## TASK STATEMENT:
Reproduce each line that includes the word "yuán".

Saved entries
******************************
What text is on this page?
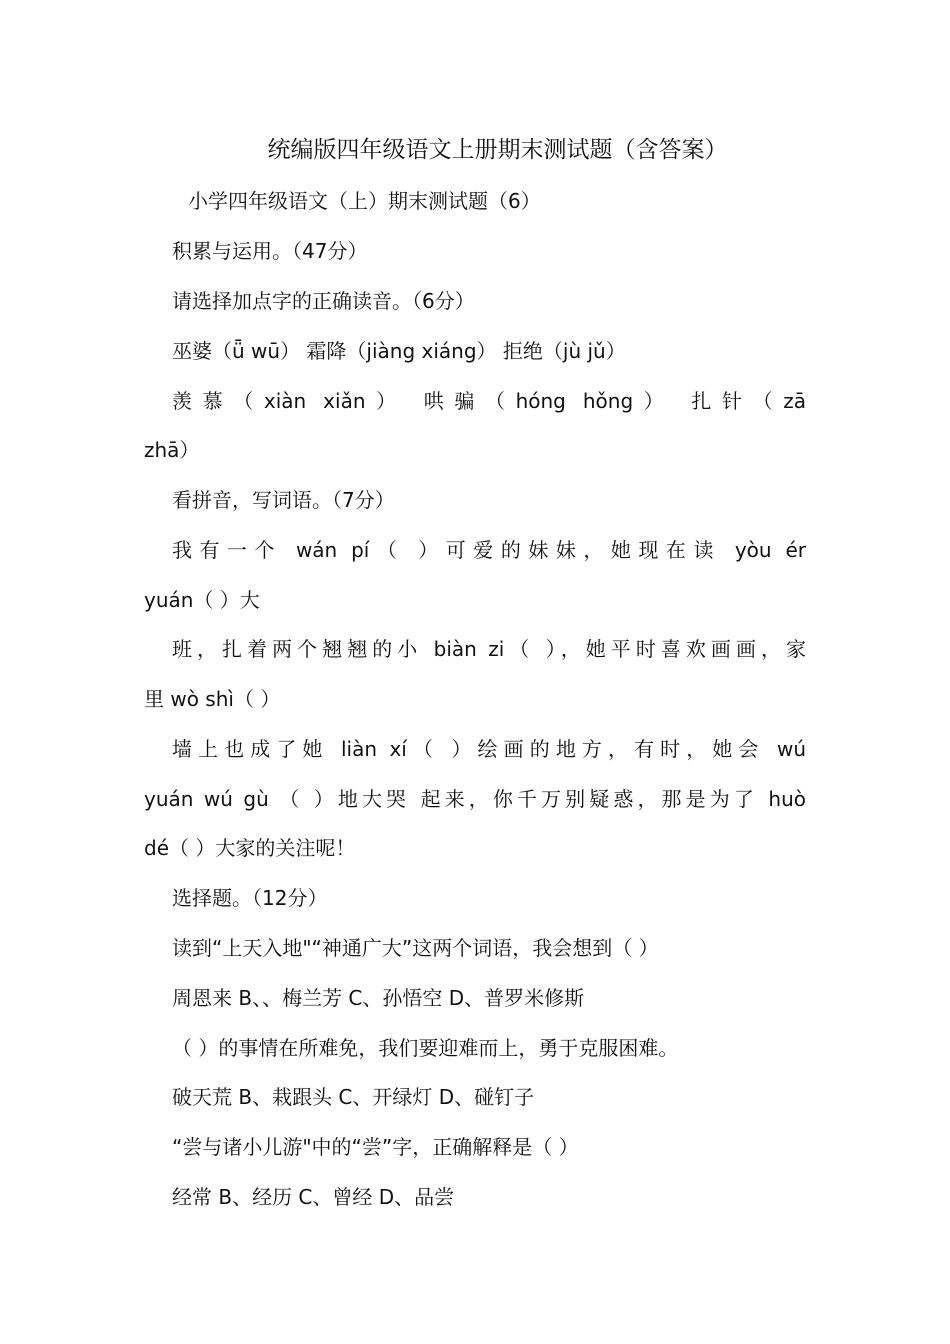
统编版四年级语文上册期末测试题（含答案）
小学四年级语文（上）期末测试题（6）
积累与运用。（47分）
请选择加点字的正确读音。（6分）
巫婆（ǖ wū） 霜降（jiàng xiáng） 拒绝（jù jǔ）
羡慕（xiàn xiǎn） 哄骗（hóng hǒng） 扎针（zā
zhā）
看拼音，写词语。（7分）
我有一个 wán pí（ ）可爱的妹妹，她现在读 yòu ér
yuán（ ）大
班，扎着两个翘翘的小 biàn zi（ ），她平时喜欢画画，家
里 wò shì（ ）
墙上也成了她 liàn xí（ ）绘画的地方，有时，她会 wú
yuán wú gù （ ）地大哭 起来，你千万别疑惑，那是为了 huò
dé（ ）大家的关注呢！
选择题。（12分）
读到“上天入地"“神通广大”这两个词语，我会想到（ ）
周恩来 B、、梅兰芳 C、孙悟空 D、普罗米修斯
（ ）的事情在所难免，我们要迎难而上，勇于克服困难。
破天荒 B、栽跟头 C、开绿灯 D、碰钉子
“尝与诸小儿游"中的“尝”字，正确解释是（ ）
经常 B、经历 C、曾经 D、品尝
******************************
## OUTPUT FOR THIS EXERCISE:
yuán（ ）大
yuán wú gù （ ）地大哭 起来，你千万别疑惑，那是为了 huò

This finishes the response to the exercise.